| Exercise details |
Please count the lines below that contain the word "RAGB", and reply with that number alone.

| Extracted data |
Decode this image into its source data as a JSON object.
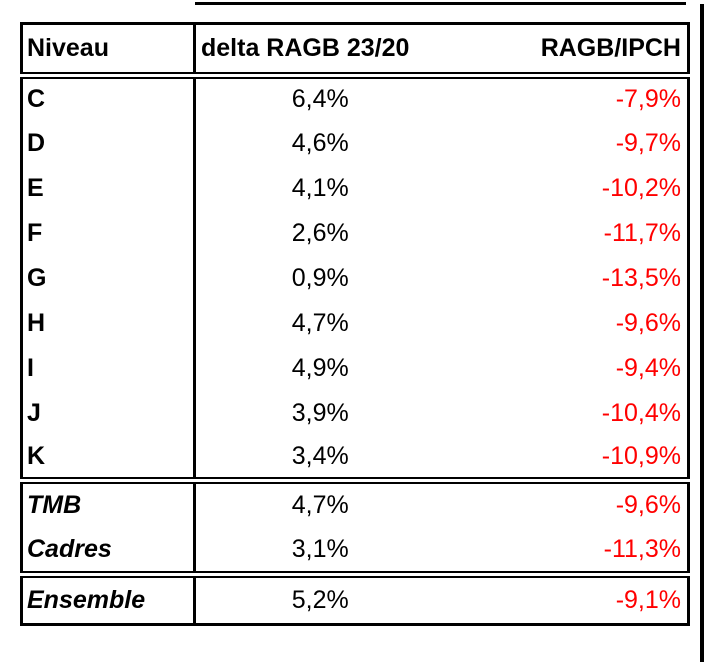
{
  "table": {
    "columns": [
      {
        "label": "Niveau"
      },
      {
        "label": "delta RAGB 23/20"
      },
      {
        "label": "RAGB/IPCH"
      }
    ],
    "rows": [
      {
        "level": "C",
        "delta": "6,4%",
        "ratio": "-7,9%",
        "ratio_bold": false
      },
      {
        "level": "D",
        "delta": "4,6%",
        "ratio": "-9,7%",
        "ratio_bold": false
      },
      {
        "level": "E",
        "delta": "4,1%",
        "ratio": "-10,2%",
        "ratio_bold": true
      },
      {
        "level": "F",
        "delta": "2,6%",
        "ratio": "-11,7%",
        "ratio_bold": true
      },
      {
        "level": "G",
        "delta": "0,9%",
        "ratio": "-13,5%",
        "ratio_bold": true
      },
      {
        "level": "H",
        "delta": "4,7%",
        "ratio": "-9,6%",
        "ratio_bold": false
      },
      {
        "level": "I",
        "delta": "4,9%",
        "ratio": "-9,4%",
        "ratio_bold": false
      },
      {
        "level": "J",
        "delta": "3,9%",
        "ratio": "-10,4%",
        "ratio_bold": true
      },
      {
        "level": "K",
        "delta": "3,4%",
        "ratio": "-10,9%",
        "ratio_bold": true
      }
    ],
    "subtotal_rows": [
      {
        "level": "TMB",
        "delta": "4,7%",
        "ratio": "-9,6%",
        "ratio_bold": false
      },
      {
        "level": "Cadres",
        "delta": "3,1%",
        "ratio": "-11,3%",
        "ratio_bold": true
      }
    ],
    "total_row": {
      "level": "Ensemble",
      "delta": "5,2%",
      "ratio": "-9,1%",
      "ratio_bold": false
    },
    "colors": {
      "negative_value": "#ff0000",
      "text": "#000000",
      "border": "#000000",
      "background": "#ffffff"
    }
  },
  "chart_data": {
    "type": "table",
    "title": "",
    "columns": [
      "Niveau",
      "delta RAGB 23/20",
      "RAGB/IPCH"
    ],
    "rows": [
      [
        "C",
        "6,4%",
        "-7,9%"
      ],
      [
        "D",
        "4,6%",
        "-9,7%"
      ],
      [
        "E",
        "4,1%",
        "-10,2%"
      ],
      [
        "F",
        "2,6%",
        "-11,7%"
      ],
      [
        "G",
        "0,9%",
        "-13,5%"
      ],
      [
        "H",
        "4,7%",
        "-9,6%"
      ],
      [
        "I",
        "4,9%",
        "-9,4%"
      ],
      [
        "J",
        "3,9%",
        "-10,4%"
      ],
      [
        "K",
        "3,4%",
        "-10,9%"
      ],
      [
        "TMB",
        "4,7%",
        "-9,6%"
      ],
      [
        "Cadres",
        "3,1%",
        "-11,3%"
      ],
      [
        "Ensemble",
        "5,2%",
        "-9,1%"
      ]
    ],
    "delta_values_pct": [
      6.4,
      4.6,
      4.1,
      2.6,
      0.9,
      4.7,
      4.9,
      3.9,
      3.4,
      4.7,
      3.1,
      5.2
    ],
    "ratio_values_pct": [
      -7.9,
      -9.7,
      -10.2,
      -11.7,
      -13.5,
      -9.6,
      -9.4,
      -10.4,
      -10.9,
      -9.6,
      -11.3,
      -9.1
    ],
    "notes": "ratio column shown in red; values at or below -10% shown bold; TMB/Cadres/Ensemble row labels bold italic"
  }
}
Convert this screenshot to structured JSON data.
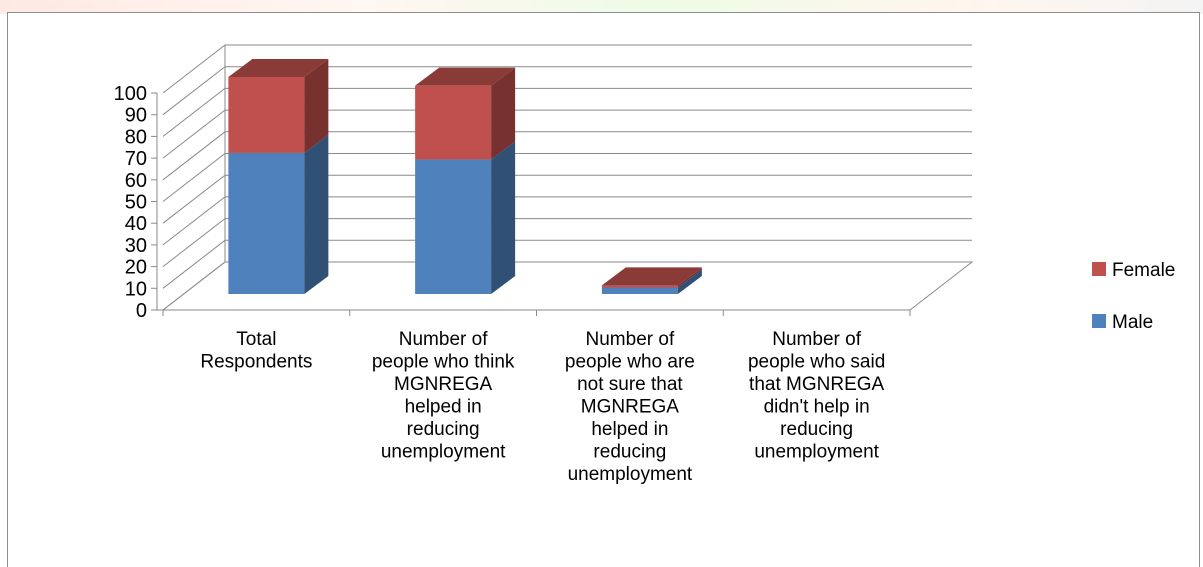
{
  "chart_data": {
    "type": "bar",
    "stacked": true,
    "three_d": true,
    "categories": [
      [
        "Total",
        "Respondents"
      ],
      [
        "Number of",
        "people who think",
        "MGNREGA",
        "helped in",
        "reducing",
        "unemployment"
      ],
      [
        "Number of",
        "people who are",
        "not sure that",
        "MGNREGA",
        "helped in",
        "reducing",
        "unemployment"
      ],
      [
        "Number of",
        "people who said",
        "that MGNREGA",
        "didn't help in",
        "reducing",
        "unemployment"
      ]
    ],
    "series": [
      {
        "name": "Male",
        "values": [
          65,
          62,
          3,
          0
        ],
        "color": "#4f81bd"
      },
      {
        "name": "Female",
        "values": [
          35,
          34,
          1,
          0
        ],
        "color": "#c0504d"
      }
    ],
    "yticks": [
      "0",
      "10",
      "20",
      "30",
      "40",
      "50",
      "60",
      "70",
      "80",
      "90",
      "100"
    ],
    "ylim": [
      0,
      100
    ],
    "legend_position": "right",
    "grid": true
  }
}
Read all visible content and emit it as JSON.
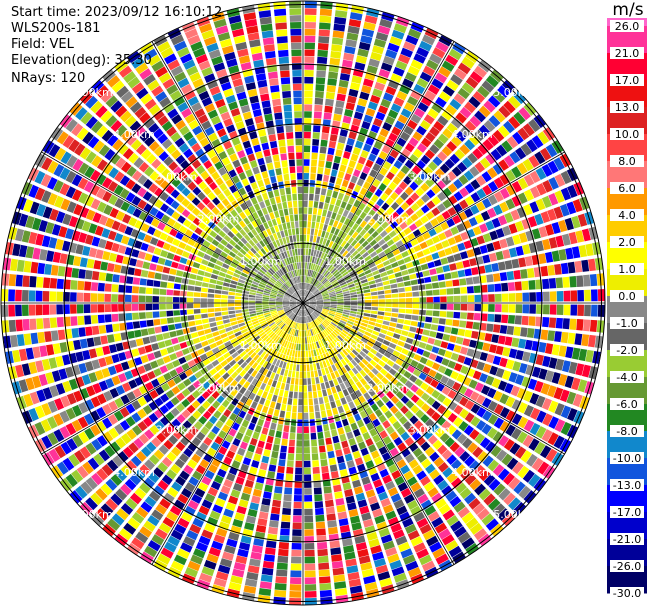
{
  "info": {
    "start_time": "Start time: 2023/09/12 16:10:12",
    "station": "WLS200s-181",
    "field": "Field: VEL",
    "elevation": "Elevation(deg): 35.30",
    "nrays": "NRays: 120"
  },
  "chart_data": {
    "type": "ppi-radar",
    "title": "",
    "units": "m/s",
    "field": "VEL",
    "elevation_deg": 35.3,
    "nrays": 120,
    "range_ring_labels": [
      "1.00km",
      "2.00km",
      "3.00km",
      "4.00km",
      "5.00km"
    ],
    "range_rings_km": [
      1,
      2,
      3,
      4,
      5
    ],
    "colorbar": {
      "ticks": [
        "26.0",
        "21.0",
        "17.0",
        "13.0",
        "10.0",
        "8.0",
        "6.0",
        "4.0",
        "2.0",
        "1.0",
        "0.0",
        "-1.0",
        "-2.0",
        "-4.0",
        "-6.0",
        "-8.0",
        "-10.0",
        "-13.0",
        "-17.0",
        "-21.0",
        "-26.0",
        "-30.0"
      ],
      "colors": [
        "#ff3399",
        "#ff0033",
        "#ee1111",
        "#dd2222",
        "#ff4444",
        "#ff7777",
        "#ff9900",
        "#ffcc00",
        "#ffff00",
        "#eeee00",
        "#888888",
        "#666666",
        "#99cc33",
        "#669933",
        "#228822",
        "#1188cc",
        "#1155dd",
        "#0000ff",
        "#0000cc",
        "#000099",
        "#000066"
      ]
    },
    "structure": {
      "inner_range_km": 1.0,
      "inner_mean": "near zero (gray), mix of slight negative (green) to the north and slight positive (yellow) to the south",
      "ring_1_to_2km": "negative (green) north/west, positive (yellow) south/east",
      "outer_range": "noise (all colors)"
    }
  }
}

| The solution |
4